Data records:
==================================================
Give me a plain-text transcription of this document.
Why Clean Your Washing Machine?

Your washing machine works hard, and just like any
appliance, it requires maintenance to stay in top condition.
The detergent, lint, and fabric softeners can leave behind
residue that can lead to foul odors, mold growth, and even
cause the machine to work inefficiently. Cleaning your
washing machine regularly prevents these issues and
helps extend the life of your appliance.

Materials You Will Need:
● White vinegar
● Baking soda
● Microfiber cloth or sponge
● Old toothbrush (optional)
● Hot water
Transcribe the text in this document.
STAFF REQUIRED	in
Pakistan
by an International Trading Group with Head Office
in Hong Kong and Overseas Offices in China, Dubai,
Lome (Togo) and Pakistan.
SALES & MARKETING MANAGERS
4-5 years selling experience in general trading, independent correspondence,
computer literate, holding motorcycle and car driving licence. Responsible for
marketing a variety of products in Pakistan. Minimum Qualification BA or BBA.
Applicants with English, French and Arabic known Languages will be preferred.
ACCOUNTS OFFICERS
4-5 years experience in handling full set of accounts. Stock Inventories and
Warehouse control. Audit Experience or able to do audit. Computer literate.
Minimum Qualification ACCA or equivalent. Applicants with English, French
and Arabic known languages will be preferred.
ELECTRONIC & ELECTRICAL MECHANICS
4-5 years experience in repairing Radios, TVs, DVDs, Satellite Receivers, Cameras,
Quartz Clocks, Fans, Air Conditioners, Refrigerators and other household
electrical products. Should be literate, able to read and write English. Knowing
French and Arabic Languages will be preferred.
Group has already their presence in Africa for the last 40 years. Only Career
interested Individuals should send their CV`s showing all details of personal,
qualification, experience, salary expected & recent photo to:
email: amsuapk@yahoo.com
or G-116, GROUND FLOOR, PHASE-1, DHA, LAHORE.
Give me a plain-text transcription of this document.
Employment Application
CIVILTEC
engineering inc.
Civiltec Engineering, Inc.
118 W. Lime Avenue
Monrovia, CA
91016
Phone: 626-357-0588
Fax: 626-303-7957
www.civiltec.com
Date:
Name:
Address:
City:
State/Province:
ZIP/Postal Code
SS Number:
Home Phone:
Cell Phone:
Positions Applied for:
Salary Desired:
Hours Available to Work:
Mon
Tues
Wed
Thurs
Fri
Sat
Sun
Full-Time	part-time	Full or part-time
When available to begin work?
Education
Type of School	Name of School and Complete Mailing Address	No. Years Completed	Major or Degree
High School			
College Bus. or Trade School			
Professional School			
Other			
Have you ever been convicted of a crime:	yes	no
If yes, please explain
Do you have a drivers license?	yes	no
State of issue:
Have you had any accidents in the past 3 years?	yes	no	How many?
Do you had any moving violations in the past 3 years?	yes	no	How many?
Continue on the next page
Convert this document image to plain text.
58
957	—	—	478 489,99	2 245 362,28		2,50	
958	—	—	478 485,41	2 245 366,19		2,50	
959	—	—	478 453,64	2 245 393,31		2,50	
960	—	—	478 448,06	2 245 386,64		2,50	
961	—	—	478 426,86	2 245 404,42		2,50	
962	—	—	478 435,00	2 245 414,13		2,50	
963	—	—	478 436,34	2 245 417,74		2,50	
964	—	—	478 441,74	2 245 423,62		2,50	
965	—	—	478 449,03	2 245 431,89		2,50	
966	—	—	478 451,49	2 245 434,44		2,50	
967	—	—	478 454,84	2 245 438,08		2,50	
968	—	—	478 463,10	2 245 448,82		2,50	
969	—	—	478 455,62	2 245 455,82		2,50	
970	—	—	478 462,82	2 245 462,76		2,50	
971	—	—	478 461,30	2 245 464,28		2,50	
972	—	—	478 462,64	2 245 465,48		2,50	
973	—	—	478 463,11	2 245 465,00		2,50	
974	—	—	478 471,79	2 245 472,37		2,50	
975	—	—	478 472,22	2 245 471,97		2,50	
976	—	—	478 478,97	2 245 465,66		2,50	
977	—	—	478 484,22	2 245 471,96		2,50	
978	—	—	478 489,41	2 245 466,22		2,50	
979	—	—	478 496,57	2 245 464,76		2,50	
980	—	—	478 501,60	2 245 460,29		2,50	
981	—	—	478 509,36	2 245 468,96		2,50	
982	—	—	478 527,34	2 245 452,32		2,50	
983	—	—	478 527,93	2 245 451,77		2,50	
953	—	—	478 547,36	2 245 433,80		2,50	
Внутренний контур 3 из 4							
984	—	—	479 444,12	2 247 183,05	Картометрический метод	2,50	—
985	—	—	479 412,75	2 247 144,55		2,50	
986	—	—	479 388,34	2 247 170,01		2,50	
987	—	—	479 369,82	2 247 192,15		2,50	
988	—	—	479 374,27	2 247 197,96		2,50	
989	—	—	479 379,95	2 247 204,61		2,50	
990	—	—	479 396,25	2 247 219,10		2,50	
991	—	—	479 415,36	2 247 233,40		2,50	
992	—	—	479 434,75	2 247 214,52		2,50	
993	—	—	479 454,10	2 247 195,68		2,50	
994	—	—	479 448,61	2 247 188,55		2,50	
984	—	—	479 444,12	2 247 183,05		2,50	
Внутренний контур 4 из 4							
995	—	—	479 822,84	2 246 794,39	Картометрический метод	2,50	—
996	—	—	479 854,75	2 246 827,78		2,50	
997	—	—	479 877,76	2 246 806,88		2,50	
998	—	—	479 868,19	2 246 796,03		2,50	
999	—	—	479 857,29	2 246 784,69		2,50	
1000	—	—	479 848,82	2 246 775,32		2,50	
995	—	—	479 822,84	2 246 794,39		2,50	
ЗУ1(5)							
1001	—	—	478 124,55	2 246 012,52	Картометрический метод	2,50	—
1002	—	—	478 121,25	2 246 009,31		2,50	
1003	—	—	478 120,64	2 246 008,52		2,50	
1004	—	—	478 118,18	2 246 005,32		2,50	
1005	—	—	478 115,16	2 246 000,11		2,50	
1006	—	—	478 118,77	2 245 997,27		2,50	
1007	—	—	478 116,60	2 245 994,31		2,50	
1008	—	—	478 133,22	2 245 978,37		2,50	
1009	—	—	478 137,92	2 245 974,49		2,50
==================================================
**REQUIRED WORK:** List all lines in the material containing the string "контур".

**ANSWER IN FULL:**
Внутренний контур 3 из 4							
Внутренний контур 4 из 4							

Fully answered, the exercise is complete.